Some records:
────────────────────────────────────────
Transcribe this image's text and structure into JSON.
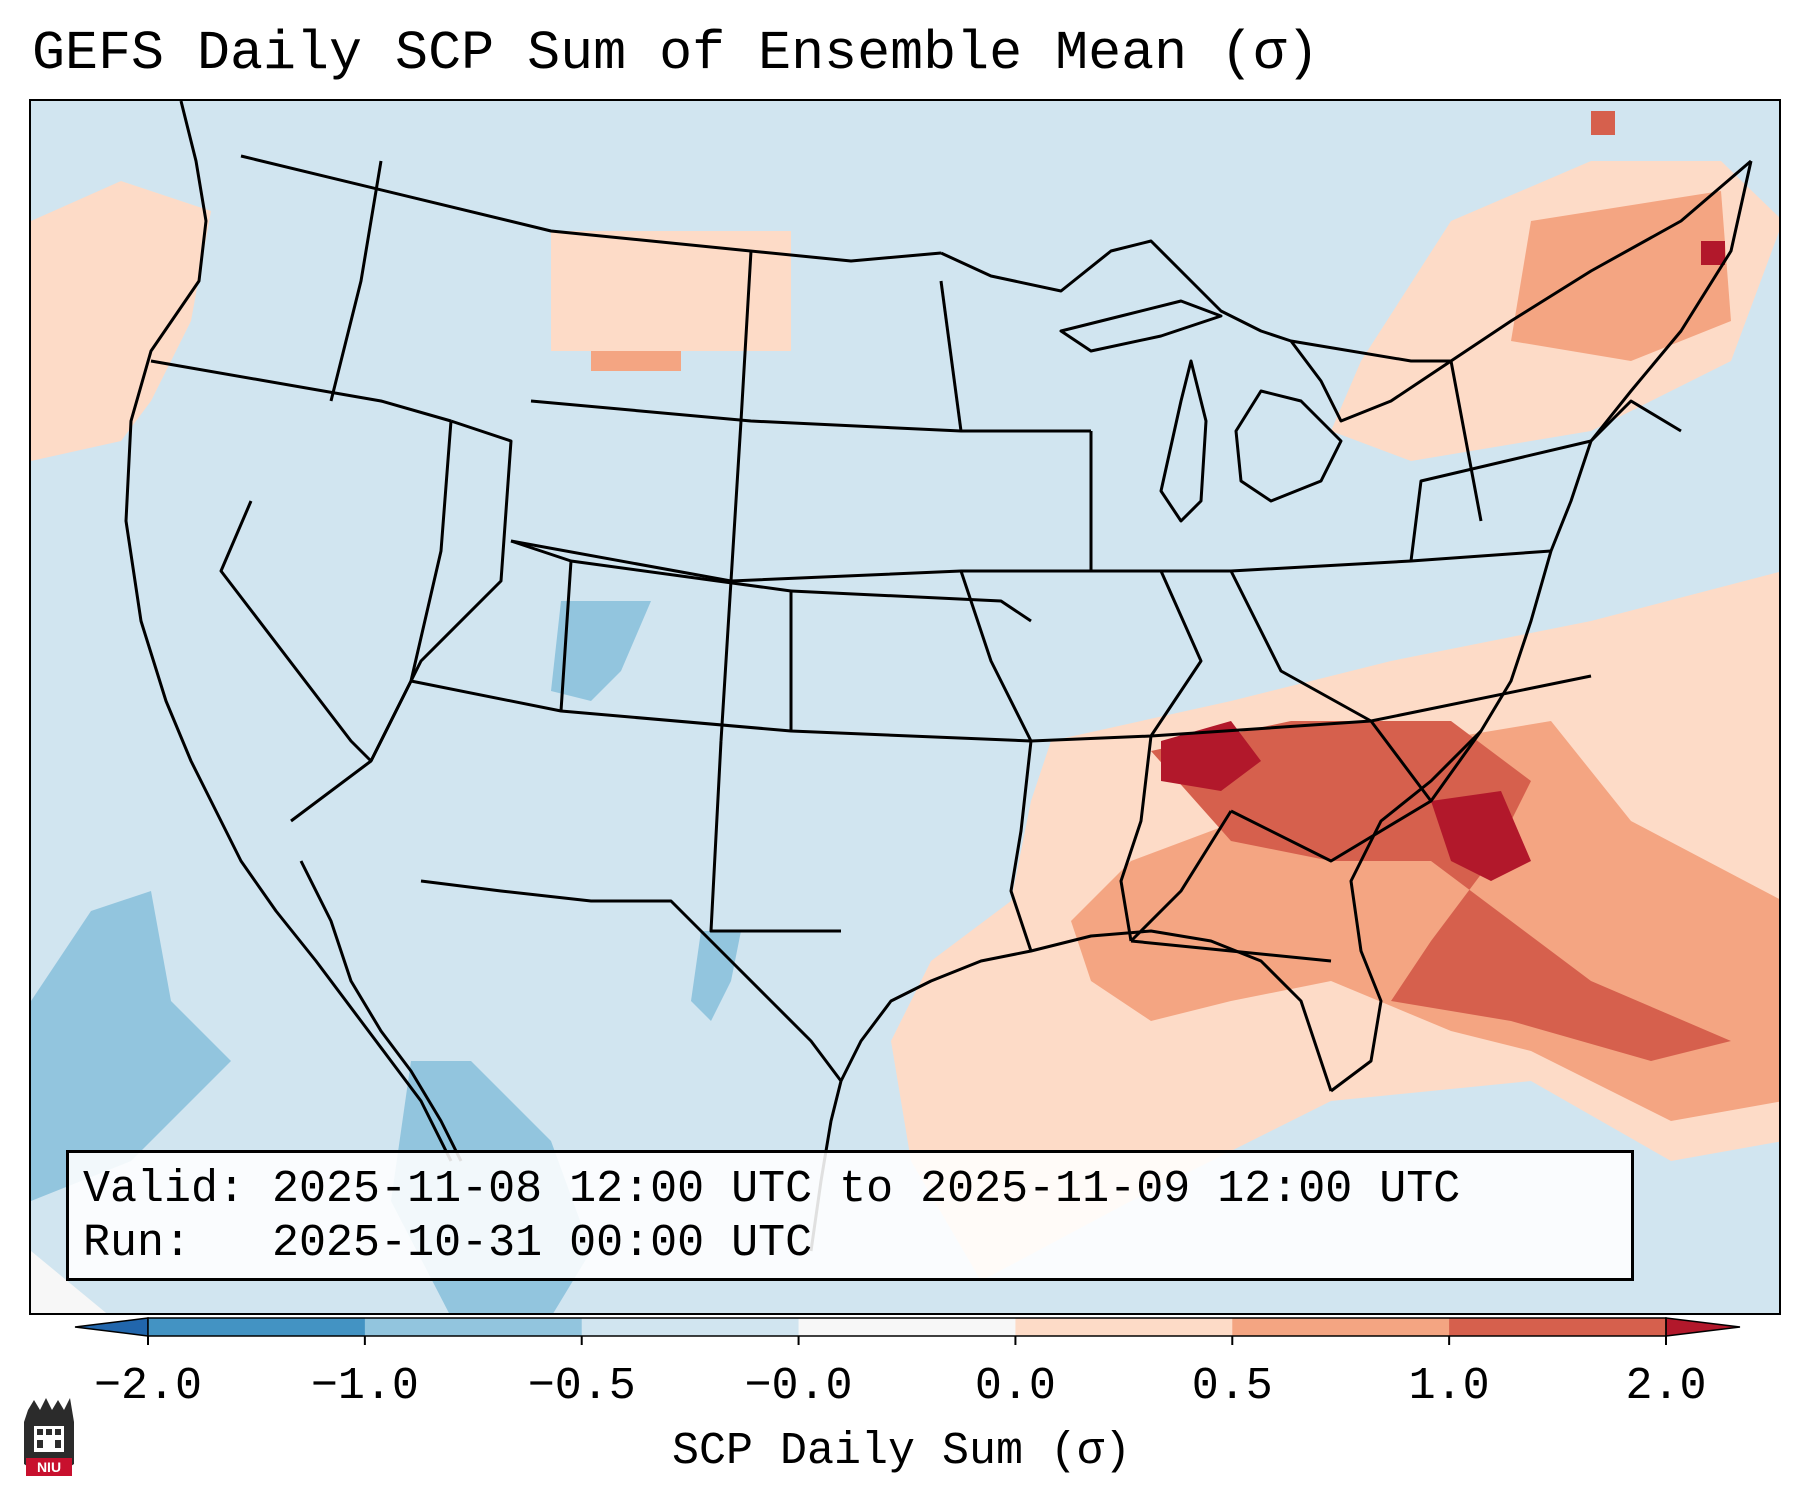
{
  "title": "GEFS Daily SCP Sum of Ensemble Mean (σ)",
  "info": {
    "valid_label": "Valid:",
    "valid_value": "2025-11-08 12:00 UTC to 2025-11-09 12:00 UTC",
    "run_label": "Run:",
    "run_value": "2025-10-31 00:00 UTC"
  },
  "colorbar": {
    "label": "SCP Daily Sum (σ)",
    "tick_labels": [
      "−2.0",
      "−1.0",
      "−0.5",
      "−0.0",
      "0.0",
      "0.5",
      "1.0",
      "2.0"
    ],
    "bin_colors": [
      "#4393c3",
      "#92c5de",
      "#d1e5f0",
      "#f7f7f7",
      "#fddbc7",
      "#f4a582",
      "#d6604d"
    ],
    "under_color": "#2166ac",
    "over_color": "#b2182b"
  },
  "map": {
    "background_color": "#d1e5f0",
    "land_boundaries": "state and national outlines, CONUS",
    "region": "Contiguous United States"
  },
  "logo": {
    "text": "NIU"
  }
}
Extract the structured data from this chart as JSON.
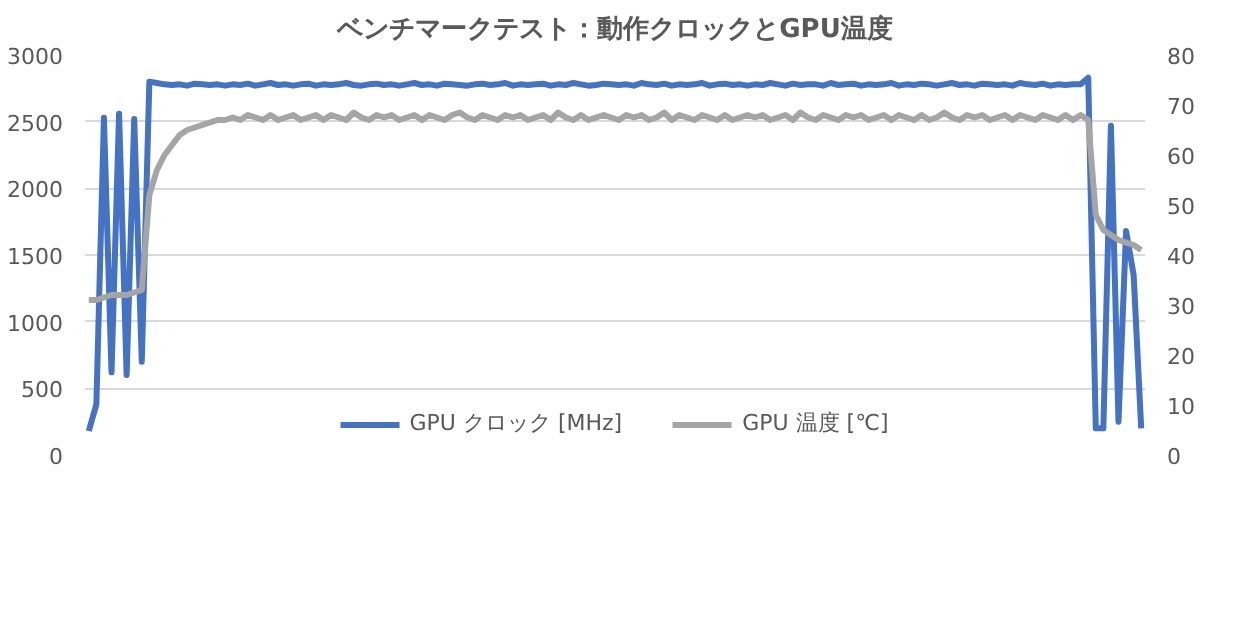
{
  "chart_data": {
    "type": "line",
    "title": "ベンチマークテスト：動作クロックとGPU温度",
    "categories": [
      null,
      null,
      null,
      null,
      null,
      null,
      null,
      null,
      null,
      null,
      null,
      null,
      null,
      null,
      null,
      null,
      null,
      null,
      null,
      null,
      null,
      null,
      null,
      null,
      null,
      null,
      null,
      null,
      null,
      null,
      null,
      null,
      null,
      null,
      null,
      null,
      null,
      null,
      null,
      null,
      null,
      null,
      null,
      null,
      null,
      null,
      null,
      null,
      null,
      null,
      null,
      null,
      null,
      null,
      null,
      null,
      null,
      null,
      null,
      null,
      null,
      null,
      null,
      null,
      null,
      null,
      null,
      null,
      null,
      null,
      null,
      null,
      null,
      null,
      null,
      null,
      null,
      null,
      null,
      null,
      null,
      null,
      null,
      null,
      null,
      null,
      null,
      null,
      null,
      null,
      null,
      null,
      null,
      null,
      null,
      null,
      null,
      null,
      null,
      null,
      null,
      null,
      null,
      null,
      null,
      null,
      null,
      null,
      null,
      null,
      null,
      null,
      null,
      null,
      null,
      null,
      null,
      null,
      null,
      null,
      null,
      null,
      null,
      null,
      null,
      null,
      null,
      null,
      null,
      null,
      null,
      null,
      null,
      null,
      null,
      null,
      null,
      null,
      null,
      null
    ],
    "series": [
      {
        "name": "GPU クロック [MHz]",
        "color": "#4472c4",
        "values": [
          180,
          380,
          2530,
          620,
          2560,
          600,
          2520,
          700,
          2800,
          2790,
          2780,
          2775,
          2780,
          2770,
          2785,
          2780,
          2775,
          2780,
          2770,
          2780,
          2775,
          2785,
          2770,
          2780,
          2790,
          2775,
          2780,
          2770,
          2780,
          2785,
          2770,
          2780,
          2775,
          2780,
          2790,
          2775,
          2770,
          2780,
          2785,
          2775,
          2780,
          2770,
          2780,
          2790,
          2775,
          2780,
          2770,
          2785,
          2780,
          2775,
          2770,
          2780,
          2785,
          2775,
          2780,
          2790,
          2770,
          2780,
          2775,
          2780,
          2785,
          2770,
          2780,
          2775,
          2790,
          2780,
          2770,
          2775,
          2785,
          2780,
          2775,
          2780,
          2770,
          2790,
          2780,
          2775,
          2785,
          2770,
          2780,
          2775,
          2780,
          2790,
          2770,
          2780,
          2785,
          2775,
          2780,
          2770,
          2780,
          2775,
          2790,
          2780,
          2770,
          2785,
          2775,
          2780,
          2780,
          2770,
          2790,
          2775,
          2780,
          2785,
          2770,
          2780,
          2775,
          2780,
          2790,
          2770,
          2780,
          2775,
          2785,
          2780,
          2770,
          2780,
          2790,
          2775,
          2780,
          2770,
          2785,
          2780,
          2775,
          2780,
          2770,
          2790,
          2780,
          2775,
          2785,
          2770,
          2780,
          2775,
          2780,
          2780,
          2830,
          200,
          200,
          2470,
          250,
          1680,
          1350,
          200
        ]
      },
      {
        "name": "GPU 温度 [℃]",
        "color": "#a5a5a5",
        "axis": "y2",
        "values": [
          31,
          31,
          31.5,
          32,
          32,
          32,
          32.5,
          33,
          52,
          57,
          60,
          62,
          64,
          65,
          65.5,
          66,
          66.5,
          67,
          67,
          67.5,
          67,
          68,
          67.5,
          67,
          68,
          67,
          67.5,
          68,
          67,
          67.5,
          68,
          67,
          68,
          67.5,
          67,
          68.5,
          67.5,
          67,
          68,
          67.5,
          68,
          67,
          67.5,
          68,
          67,
          68,
          67.5,
          67,
          68,
          68.5,
          67.5,
          67,
          68,
          67.5,
          67,
          68,
          67.5,
          68,
          67,
          67.5,
          68,
          67,
          68.5,
          67.5,
          67,
          68,
          67,
          67.5,
          68,
          67.5,
          67,
          68,
          67.5,
          68,
          67,
          67.5,
          68.5,
          67,
          68,
          67.5,
          67,
          68,
          67.5,
          67,
          68,
          67,
          67.5,
          68,
          67.5,
          68,
          67,
          67.5,
          68,
          67,
          68.5,
          67.5,
          67,
          68,
          67.5,
          67,
          68,
          67.5,
          68,
          67,
          67.5,
          68,
          67,
          68,
          67.5,
          67,
          68,
          67,
          67.5,
          68.5,
          67.5,
          67,
          68,
          67.5,
          68,
          67,
          67.5,
          68,
          67,
          68,
          67.5,
          67,
          68,
          67.5,
          67,
          68,
          67,
          68,
          67,
          48,
          45,
          44,
          43,
          42.5,
          42,
          41
        ]
      }
    ],
    "ylim": [
      0,
      3000
    ],
    "yticks": [
      0,
      500,
      1000,
      1500,
      2000,
      2500,
      3000
    ],
    "y2lim": [
      0,
      80
    ],
    "y2ticks": [
      0,
      10,
      20,
      30,
      40,
      50,
      60,
      70,
      80
    ],
    "grid": "y",
    "legend": "bottom",
    "tick_labels": "y"
  }
}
────────────────────────────────────────
Short task:
Reproduce each line exactly as it appears, omitting the pictures.

Final result:
Transcribe this image's text and structure into JSON.
{
  "title": "GEFS Daily SCP Sum of Ensemble Mean (σ)",
  "info": {
    "valid_label": "Valid:",
    "valid_value": "2025-11-08 12:00 UTC to 2025-11-09 12:00 UTC",
    "run_label": "Run:",
    "run_value": "2025-10-31 00:00 UTC"
  },
  "colorbar": {
    "label": "SCP Daily Sum (σ)",
    "tick_labels": [
      "−2.0",
      "−1.0",
      "−0.5",
      "−0.0",
      "0.0",
      "0.5",
      "1.0",
      "2.0"
    ],
    "bin_colors": [
      "#4393c3",
      "#92c5de",
      "#d1e5f0",
      "#f7f7f7",
      "#fddbc7",
      "#f4a582",
      "#d6604d"
    ],
    "under_color": "#2166ac",
    "over_color": "#b2182b"
  },
  "map": {
    "background_color": "#d1e5f0",
    "land_boundaries": "state and national outlines, CONUS",
    "region": "Contiguous United States"
  },
  "logo": {
    "text": "NIU"
  }
}
Extract the structured data from this chart as JSON.
{
  "chart_data": {
    "type": "line",
    "title": "ベンチマークテスト：動作クロックとGPU温度",
    "categories": [
      null,
      null,
      null,
      null,
      null,
      null,
      null,
      null,
      null,
      null,
      null,
      null,
      null,
      null,
      null,
      null,
      null,
      null,
      null,
      null,
      null,
      null,
      null,
      null,
      null,
      null,
      null,
      null,
      null,
      null,
      null,
      null,
      null,
      null,
      null,
      null,
      null,
      null,
      null,
      null,
      null,
      null,
      null,
      null,
      null,
      null,
      null,
      null,
      null,
      null,
      null,
      null,
      null,
      null,
      null,
      null,
      null,
      null,
      null,
      null,
      null,
      null,
      null,
      null,
      null,
      null,
      null,
      null,
      null,
      null,
      null,
      null,
      null,
      null,
      null,
      null,
      null,
      null,
      null,
      null,
      null,
      null,
      null,
      null,
      null,
      null,
      null,
      null,
      null,
      null,
      null,
      null,
      null,
      null,
      null,
      null,
      null,
      null,
      null,
      null,
      null,
      null,
      null,
      null,
      null,
      null,
      null,
      null,
      null,
      null,
      null,
      null,
      null,
      null,
      null,
      null,
      null,
      null,
      null,
      null,
      null,
      null,
      null,
      null,
      null,
      null,
      null,
      null,
      null,
      null,
      null,
      null,
      null,
      null,
      null,
      null,
      null,
      null,
      null,
      null
    ],
    "series": [
      {
        "name": "GPU クロック [MHz]",
        "color": "#4472c4",
        "values": [
          180,
          380,
          2530,
          620,
          2560,
          600,
          2520,
          700,
          2800,
          2790,
          2780,
          2775,
          2780,
          2770,
          2785,
          2780,
          2775,
          2780,
          2770,
          2780,
          2775,
          2785,
          2770,
          2780,
          2790,
          2775,
          2780,
          2770,
          2780,
          2785,
          2770,
          2780,
          2775,
          2780,
          2790,
          2775,
          2770,
          2780,
          2785,
          2775,
          2780,
          2770,
          2780,
          2790,
          2775,
          2780,
          2770,
          2785,
          2780,
          2775,
          2770,
          2780,
          2785,
          2775,
          2780,
          2790,
          2770,
          2780,
          2775,
          2780,
          2785,
          2770,
          2780,
          2775,
          2790,
          2780,
          2770,
          2775,
          2785,
          2780,
          2775,
          2780,
          2770,
          2790,
          2780,
          2775,
          2785,
          2770,
          2780,
          2775,
          2780,
          2790,
          2770,
          2780,
          2785,
          2775,
          2780,
          2770,
          2780,
          2775,
          2790,
          2780,
          2770,
          2785,
          2775,
          2780,
          2780,
          2770,
          2790,
          2775,
          2780,
          2785,
          2770,
          2780,
          2775,
          2780,
          2790,
          2770,
          2780,
          2775,
          2785,
          2780,
          2770,
          2780,
          2790,
          2775,
          2780,
          2770,
          2785,
          2780,
          2775,
          2780,
          2770,
          2790,
          2780,
          2775,
          2785,
          2770,
          2780,
          2775,
          2780,
          2780,
          2830,
          200,
          200,
          2470,
          250,
          1680,
          1350,
          200
        ]
      },
      {
        "name": "GPU 温度 [℃]",
        "color": "#a5a5a5",
        "axis": "y2",
        "values": [
          31,
          31,
          31.5,
          32,
          32,
          32,
          32.5,
          33,
          52,
          57,
          60,
          62,
          64,
          65,
          65.5,
          66,
          66.5,
          67,
          67,
          67.5,
          67,
          68,
          67.5,
          67,
          68,
          67,
          67.5,
          68,
          67,
          67.5,
          68,
          67,
          68,
          67.5,
          67,
          68.5,
          67.5,
          67,
          68,
          67.5,
          68,
          67,
          67.5,
          68,
          67,
          68,
          67.5,
          67,
          68,
          68.5,
          67.5,
          67,
          68,
          67.5,
          67,
          68,
          67.5,
          68,
          67,
          67.5,
          68,
          67,
          68.5,
          67.5,
          67,
          68,
          67,
          67.5,
          68,
          67.5,
          67,
          68,
          67.5,
          68,
          67,
          67.5,
          68.5,
          67,
          68,
          67.5,
          67,
          68,
          67.5,
          67,
          68,
          67,
          67.5,
          68,
          67.5,
          68,
          67,
          67.5,
          68,
          67,
          68.5,
          67.5,
          67,
          68,
          67.5,
          67,
          68,
          67.5,
          68,
          67,
          67.5,
          68,
          67,
          68,
          67.5,
          67,
          68,
          67,
          67.5,
          68.5,
          67.5,
          67,
          68,
          67.5,
          68,
          67,
          67.5,
          68,
          67,
          68,
          67.5,
          67,
          68,
          67.5,
          67,
          68,
          67,
          68,
          67,
          48,
          45,
          44,
          43,
          42.5,
          42,
          41
        ]
      }
    ],
    "ylim": [
      0,
      3000
    ],
    "yticks": [
      0,
      500,
      1000,
      1500,
      2000,
      2500,
      3000
    ],
    "y2lim": [
      0,
      80
    ],
    "y2ticks": [
      0,
      10,
      20,
      30,
      40,
      50,
      60,
      70,
      80
    ],
    "grid": "y",
    "legend": "bottom",
    "tick_labels": "y"
  }
}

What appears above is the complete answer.